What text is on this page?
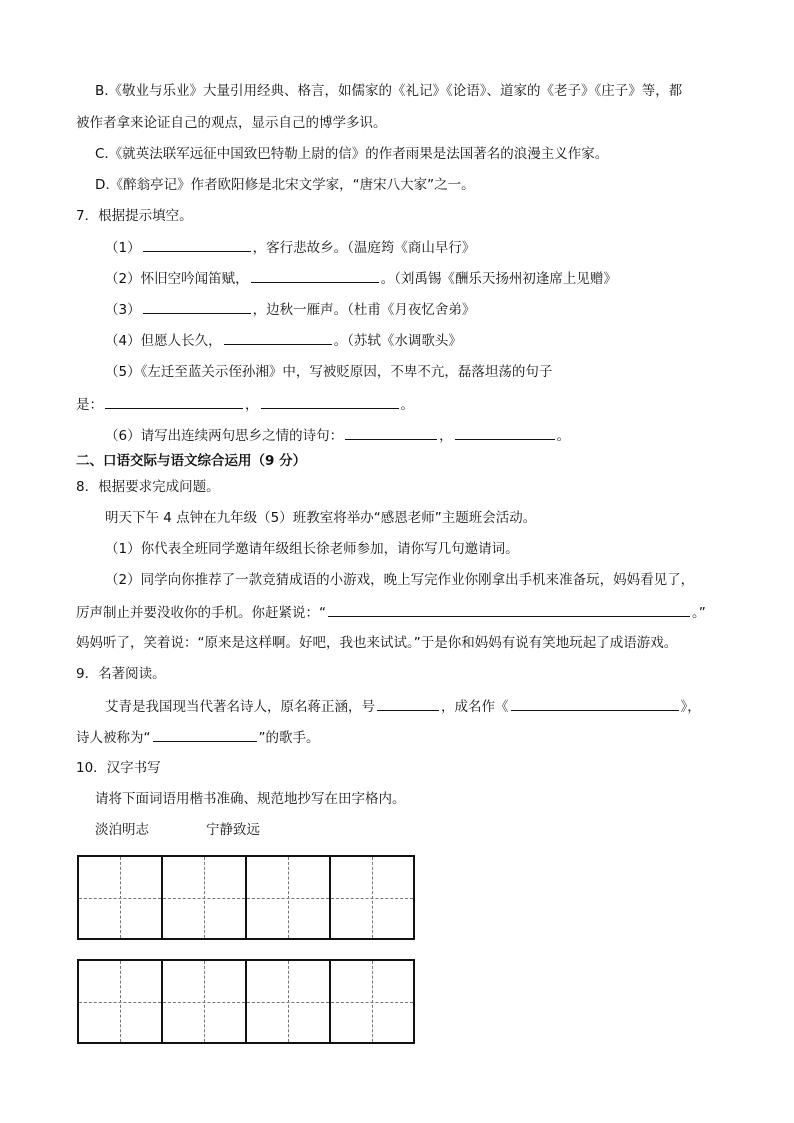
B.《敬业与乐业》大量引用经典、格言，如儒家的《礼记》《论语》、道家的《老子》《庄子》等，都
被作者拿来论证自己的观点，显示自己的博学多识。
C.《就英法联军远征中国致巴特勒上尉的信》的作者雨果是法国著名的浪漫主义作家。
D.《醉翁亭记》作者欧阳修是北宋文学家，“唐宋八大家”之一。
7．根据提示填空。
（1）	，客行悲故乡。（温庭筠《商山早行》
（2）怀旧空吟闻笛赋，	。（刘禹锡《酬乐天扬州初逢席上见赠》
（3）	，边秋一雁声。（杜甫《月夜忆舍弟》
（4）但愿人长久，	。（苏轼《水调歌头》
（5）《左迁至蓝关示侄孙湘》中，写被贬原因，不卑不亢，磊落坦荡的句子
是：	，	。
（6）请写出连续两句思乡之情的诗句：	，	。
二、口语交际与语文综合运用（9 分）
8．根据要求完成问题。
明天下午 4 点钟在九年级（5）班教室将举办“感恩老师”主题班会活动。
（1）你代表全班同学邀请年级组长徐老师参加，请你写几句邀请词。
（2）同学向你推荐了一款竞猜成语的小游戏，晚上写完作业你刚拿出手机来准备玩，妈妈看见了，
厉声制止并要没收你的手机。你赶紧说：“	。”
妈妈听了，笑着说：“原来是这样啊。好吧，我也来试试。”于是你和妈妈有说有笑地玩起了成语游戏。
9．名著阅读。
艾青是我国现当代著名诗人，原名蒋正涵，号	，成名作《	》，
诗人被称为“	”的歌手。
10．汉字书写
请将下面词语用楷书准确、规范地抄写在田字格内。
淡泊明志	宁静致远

------------------------------------------------

**Exercise objective:** All of the data above should be transcribed verbatim, with pictures omitted.

**Exercise response:**
What text is on this page?
B.《敬业与乐业》大量引用经典、格言，如儒家的《礼记》《论语》、道家的《老子》《庄子》等，都
被作者拿来论证自己的观点，显示自己的博学多识。
C.《就英法联军远征中国致巴特勒上尉的信》的作者雨果是法国著名的浪漫主义作家。
D.《醉翁亭记》作者欧阳修是北宋文学家，“唐宋八大家”之一。
7．根据提示填空。
（1）	，客行悲故乡。（温庭筠《商山早行》
（2）怀旧空吟闻笛赋，	。（刘禹锡《酬乐天扬州初逢席上见赠》
（3）	，边秋一雁声。（杜甫《月夜忆舍弟》
（4）但愿人长久，	。（苏轼《水调歌头》
（5）《左迁至蓝关示侄孙湘》中，写被贬原因，不卑不亢，磊落坦荡的句子
是：	，	。
（6）请写出连续两句思乡之情的诗句：	，	。
二、口语交际与语文综合运用（9 分）
8．根据要求完成问题。
明天下午 4 点钟在九年级（5）班教室将举办“感恩老师”主题班会活动。
（1）你代表全班同学邀请年级组长徐老师参加，请你写几句邀请词。
（2）同学向你推荐了一款竞猜成语的小游戏，晚上写完作业你刚拿出手机来准备玩，妈妈看见了，
厉声制止并要没收你的手机。你赶紧说：“	。”
妈妈听了，笑着说：“原来是这样啊。好吧，我也来试试。”于是你和妈妈有说有笑地玩起了成语游戏。
9．名著阅读。
艾青是我国现当代著名诗人，原名蒋正涵，号	，成名作《	》，
诗人被称为“	”的歌手。
10．汉字书写
请将下面词语用楷书准确、规范地抄写在田字格内。
淡泊明志	宁静致远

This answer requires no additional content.